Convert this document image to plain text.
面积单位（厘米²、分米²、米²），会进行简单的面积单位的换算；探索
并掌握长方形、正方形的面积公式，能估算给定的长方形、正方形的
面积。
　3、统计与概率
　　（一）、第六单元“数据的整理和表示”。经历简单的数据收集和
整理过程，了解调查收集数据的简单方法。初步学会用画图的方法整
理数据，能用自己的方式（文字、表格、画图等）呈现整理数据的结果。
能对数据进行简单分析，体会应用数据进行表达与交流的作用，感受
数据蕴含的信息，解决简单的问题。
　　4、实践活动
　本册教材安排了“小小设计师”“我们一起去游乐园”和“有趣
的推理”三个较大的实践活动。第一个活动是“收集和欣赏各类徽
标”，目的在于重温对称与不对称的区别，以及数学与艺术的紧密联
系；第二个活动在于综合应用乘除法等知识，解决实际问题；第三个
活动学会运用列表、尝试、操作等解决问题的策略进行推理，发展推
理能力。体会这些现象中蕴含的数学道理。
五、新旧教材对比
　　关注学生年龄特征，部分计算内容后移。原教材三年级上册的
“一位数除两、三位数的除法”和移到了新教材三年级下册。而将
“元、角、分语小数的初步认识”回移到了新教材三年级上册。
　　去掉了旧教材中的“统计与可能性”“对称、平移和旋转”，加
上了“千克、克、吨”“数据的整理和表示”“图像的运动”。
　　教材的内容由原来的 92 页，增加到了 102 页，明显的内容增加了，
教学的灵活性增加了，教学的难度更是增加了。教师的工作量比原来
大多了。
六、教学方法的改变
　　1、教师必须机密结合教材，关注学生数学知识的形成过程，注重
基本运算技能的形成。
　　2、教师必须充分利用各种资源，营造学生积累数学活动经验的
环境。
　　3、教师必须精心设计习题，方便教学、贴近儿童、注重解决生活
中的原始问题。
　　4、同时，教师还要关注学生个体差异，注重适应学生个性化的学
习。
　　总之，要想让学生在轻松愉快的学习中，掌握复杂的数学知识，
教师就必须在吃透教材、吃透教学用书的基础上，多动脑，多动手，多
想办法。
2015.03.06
◇ ◇ ◇ ◇
:: Written request ::
Pull out each line containing the word "数据的整理和表示" and copy it.

:: Written response ::
　　（一）、第六单元“数据的整理和表示”。经历简单的数据收集和
上了“千克、克、吨”“数据的整理和表示”“图像的运动”。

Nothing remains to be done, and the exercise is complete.